What is needed: Continue the forum thread below about the World Cup film vote between The Land and The Wayward Cloud, starting right after its last sentence.

Extracted text:
=====

Anyone who has seen both of the films listed above may vote in this match. You must vote for whichever of the two films you personally like better. In order to vote you must post a reply to this topic containing one of the following sequences:

If you are voting for The Land: “Egypt (The Land) 1 – Taiwan (The Wayward Cloud) 0”
If you are voting for The Wayward Cloud: “Egypt (The Land) 0 – Taiwan (The Wayward Cloud) 1

Your vote must contain the names of both films with a “one” after the film you are voting for and a “zero” after the other film. If your vote is not formatted in this way it will not be counted.

Along with your vote you are strongly encouraged to leave additional comments regarding your reactions to the films, your reasons for why you voted the way you did, and responses to other participants’ comments. Being able to have deep discussion about the films and different aspects of them is an important part of finding enjoyment in participating in the World Cup.

This match will end on Friday, July 20 at 10:00 PM GMT. No votes attempted to be cast after that time will be counted. Shortly after the match ends the votes will be tallied and a winner of the match will be declared. If the films both receive the same number of votes, the match will be considered a tie.

The percentage of votes each film receives in a match will have an effect on whether or not the corresponding country will participate in the final round of the World Cup. Thus even if the film you vote for loses in this match, your vote will still be important.

The results of the matches as well as the schedule for future matches can be found here:

http://mubi.com/lists/2012-mubi-world-cup

If you would like to participate but are unable to find sources to watch these films, please send me a personal message so that I can invite you to the private website featuring internet links to view the films.

Angel

11 months ago

Egypt (The Land) 1 – Taiwan (The Wayward Cloud) 0

The easier match I can find. And not just because I submitted The Land, I really dislike The Wayward Cloud. I quite like Tsai’s early films (Rebels of the Neon God, Vive L’Amour) but his hero’s wayward misadventures have become less and less interesting for me.

=====

Data section:
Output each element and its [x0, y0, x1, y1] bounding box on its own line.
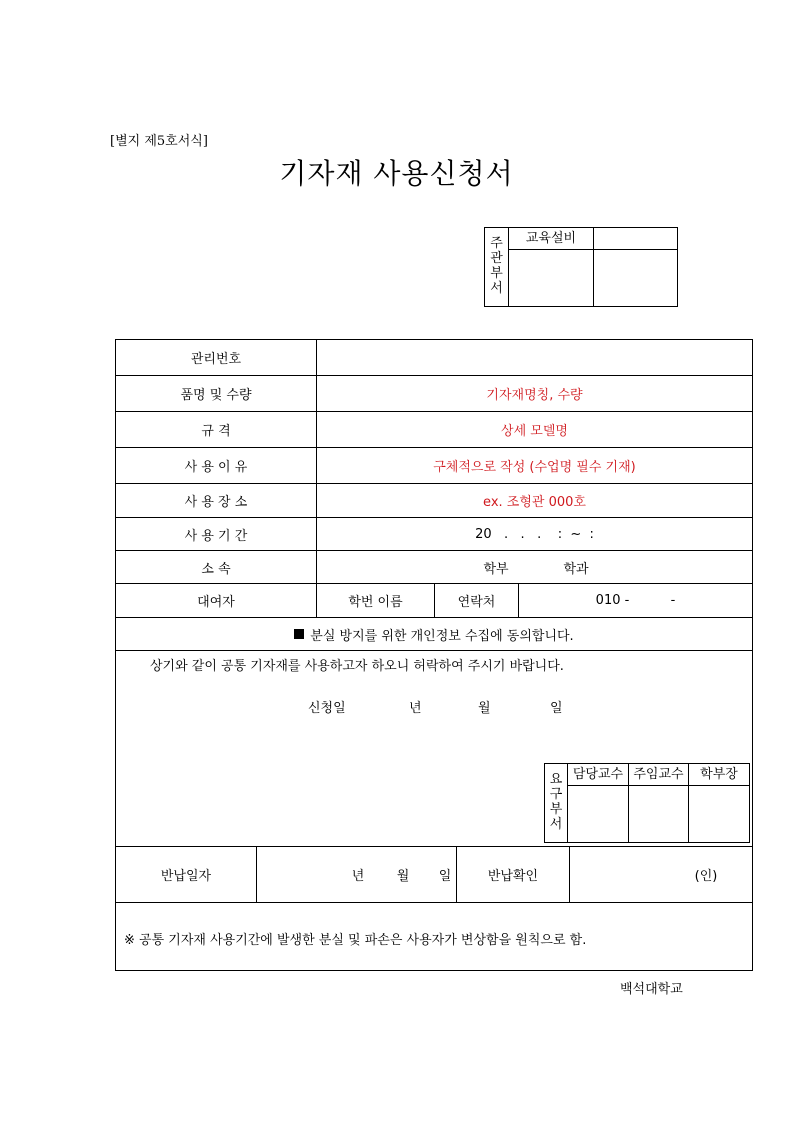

=====

Answer for this exercise:
Since the script of The Land is very rich and complex I post here a complete synopsis (thanks to Michael Dembrow). Obviously this contains spoilers:
Set in the cotton-growing countryside alongside the Nile, The Land is a celebration of the land (and water) that has provided the basis for life and the life cycle in the Nile Valley for millenium after millenium. It is simultaneously a moral outcry and a call to action. Though eminently Egyptian, there is much in this story that speaks to all of the African continent.
The film is an epic story of two generations coming together to resist the expropriation of their land and their traditional values. As epics do, this film revolves around a large set of individuals. The older generation is represented by Abou Swelem, Sheikh Youssef, and Sheikh Hassouna, all of whom participated in the struggle for independence in 1919 and spent hard time in prison. Since then, Sheikh Youssef has gone on to become a bitter, exploitive shopkeeper. Sheikh Hassouna has become a politician, abandoned the land, and moved to Cairo. Only Abou Swelem—unlike his educated comrades—has remained a peasant, working his land in the traditional manner.
The younger generation is represented by Abou Swelem’s lovely daughter, Wassifa; the two men who are rivals for her hand—the educated Mohammed Effendi and the peasant Abdel Hadi; Diab, the crude workhorse brother of Mohammed Effendi; Elwani, a landless, foolish young man (those without land are rootless, irresponsible, cut off from the sources of tradition); and Khadra, a high-spirited, tragic woman without husband, family, or land.
In addition, there are the lords and their lackeys. Chief among them is Mahmoud Bey, wealthy, effete, and influential. We also have the corrupt mayor and his toady sidekick, Abdel Ati, as well as the government officials, police, and soldiers who come to help in the repression of the villagers.
The first image of the film is a close-up of Abou Swelem’s work-toughened fingers caressing a young cotton plant and the earth from which it grows. He is tough, hard-headed, with a proud, belligerent moustache, eyes that can flash in anger or melt in sentiment and yearning, particularly when he gazes at the plot of land that is like a living thing for him. A widower, he lives in simple self-sufficiency with his sister and beautiful daughter. He is visited by an absentee landlord from the city who has returned to the village for the mayor’s wedding (the mayor has of course chosen a young girl as his latest bride). Abou Swelem complains about the government policy of giving the peasants access to river water for irrigation only ten days per month. Little does he know that the wheels are already turning to reduce the irrigation time to five days per month, in order to divert it to wealthy magnates such as Mahmoud Bey.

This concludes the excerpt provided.